OBJECTIVE:
Return the number of lines in which the word "name" appears; add nothing else.

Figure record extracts
■ ■ ■ ■ ■ ■ ■

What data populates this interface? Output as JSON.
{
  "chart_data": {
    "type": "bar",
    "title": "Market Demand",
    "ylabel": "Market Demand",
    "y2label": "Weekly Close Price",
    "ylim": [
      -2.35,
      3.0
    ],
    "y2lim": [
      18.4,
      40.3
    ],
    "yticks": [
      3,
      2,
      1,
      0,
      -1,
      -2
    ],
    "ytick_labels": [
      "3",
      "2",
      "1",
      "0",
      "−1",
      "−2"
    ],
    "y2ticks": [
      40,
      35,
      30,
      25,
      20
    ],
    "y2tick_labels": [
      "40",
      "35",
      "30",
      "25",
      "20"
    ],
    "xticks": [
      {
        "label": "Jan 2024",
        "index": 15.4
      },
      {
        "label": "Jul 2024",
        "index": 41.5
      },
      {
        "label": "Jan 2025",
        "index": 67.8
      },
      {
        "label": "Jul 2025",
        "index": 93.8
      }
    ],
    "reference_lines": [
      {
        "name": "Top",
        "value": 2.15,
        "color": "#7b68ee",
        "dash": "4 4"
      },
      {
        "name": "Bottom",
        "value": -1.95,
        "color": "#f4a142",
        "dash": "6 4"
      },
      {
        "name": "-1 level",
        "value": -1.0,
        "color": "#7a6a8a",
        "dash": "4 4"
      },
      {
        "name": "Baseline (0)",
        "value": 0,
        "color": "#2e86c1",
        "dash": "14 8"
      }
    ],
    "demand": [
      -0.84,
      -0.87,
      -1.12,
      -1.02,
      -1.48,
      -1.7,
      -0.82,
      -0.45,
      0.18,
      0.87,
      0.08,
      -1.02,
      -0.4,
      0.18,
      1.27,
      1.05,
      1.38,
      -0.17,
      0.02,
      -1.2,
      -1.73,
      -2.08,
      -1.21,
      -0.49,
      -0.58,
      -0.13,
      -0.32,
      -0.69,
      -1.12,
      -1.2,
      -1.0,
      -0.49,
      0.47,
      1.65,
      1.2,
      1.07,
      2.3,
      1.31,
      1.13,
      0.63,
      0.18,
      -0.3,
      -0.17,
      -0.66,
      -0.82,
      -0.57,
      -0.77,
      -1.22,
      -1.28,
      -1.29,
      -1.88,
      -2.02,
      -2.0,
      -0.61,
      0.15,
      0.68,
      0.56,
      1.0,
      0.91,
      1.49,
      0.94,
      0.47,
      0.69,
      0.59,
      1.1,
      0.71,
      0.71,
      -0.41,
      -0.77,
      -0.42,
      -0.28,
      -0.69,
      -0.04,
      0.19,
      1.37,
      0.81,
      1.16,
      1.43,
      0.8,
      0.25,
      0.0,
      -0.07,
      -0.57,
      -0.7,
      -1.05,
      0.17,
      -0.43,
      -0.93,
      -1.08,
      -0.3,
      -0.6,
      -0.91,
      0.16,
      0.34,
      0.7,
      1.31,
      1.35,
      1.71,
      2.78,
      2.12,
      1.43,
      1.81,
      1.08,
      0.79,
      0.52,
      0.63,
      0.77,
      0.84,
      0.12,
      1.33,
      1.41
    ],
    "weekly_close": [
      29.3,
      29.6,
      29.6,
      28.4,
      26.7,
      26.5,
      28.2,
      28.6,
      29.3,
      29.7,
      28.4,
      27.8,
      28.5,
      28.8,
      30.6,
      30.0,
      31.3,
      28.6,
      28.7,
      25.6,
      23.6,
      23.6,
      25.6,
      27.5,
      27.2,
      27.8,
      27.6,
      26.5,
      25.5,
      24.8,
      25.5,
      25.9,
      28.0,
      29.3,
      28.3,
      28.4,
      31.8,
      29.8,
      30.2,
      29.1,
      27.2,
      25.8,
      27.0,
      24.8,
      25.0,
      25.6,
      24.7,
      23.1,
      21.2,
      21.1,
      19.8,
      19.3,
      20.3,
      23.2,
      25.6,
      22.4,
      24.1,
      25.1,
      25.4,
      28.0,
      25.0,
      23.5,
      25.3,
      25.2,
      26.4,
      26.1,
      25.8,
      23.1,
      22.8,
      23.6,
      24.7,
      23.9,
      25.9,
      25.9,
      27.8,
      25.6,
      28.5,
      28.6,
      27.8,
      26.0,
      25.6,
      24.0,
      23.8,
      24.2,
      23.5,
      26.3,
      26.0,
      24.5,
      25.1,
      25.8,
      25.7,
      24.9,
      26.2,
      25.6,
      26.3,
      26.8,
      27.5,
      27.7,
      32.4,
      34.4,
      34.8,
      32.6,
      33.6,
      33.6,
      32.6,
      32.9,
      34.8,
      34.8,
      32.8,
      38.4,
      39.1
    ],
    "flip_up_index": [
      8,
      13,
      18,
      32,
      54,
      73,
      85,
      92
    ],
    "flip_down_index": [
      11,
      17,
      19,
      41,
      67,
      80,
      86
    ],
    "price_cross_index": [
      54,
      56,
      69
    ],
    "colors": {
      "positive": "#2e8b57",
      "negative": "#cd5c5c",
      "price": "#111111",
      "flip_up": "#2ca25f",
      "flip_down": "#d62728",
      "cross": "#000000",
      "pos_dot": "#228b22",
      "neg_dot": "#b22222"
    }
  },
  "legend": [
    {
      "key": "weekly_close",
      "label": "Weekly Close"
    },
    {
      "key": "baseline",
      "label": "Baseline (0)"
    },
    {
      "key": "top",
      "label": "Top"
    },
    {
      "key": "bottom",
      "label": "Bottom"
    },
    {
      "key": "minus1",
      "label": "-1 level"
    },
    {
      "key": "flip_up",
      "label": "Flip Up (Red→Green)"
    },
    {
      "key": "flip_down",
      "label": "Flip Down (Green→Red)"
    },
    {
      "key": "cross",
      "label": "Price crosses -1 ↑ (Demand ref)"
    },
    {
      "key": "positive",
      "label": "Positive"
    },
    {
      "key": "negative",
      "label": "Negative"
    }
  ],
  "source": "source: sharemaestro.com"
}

■ ■ ■ ■ ■ ■ ■

SOLUTION FOR THIS TASK:
4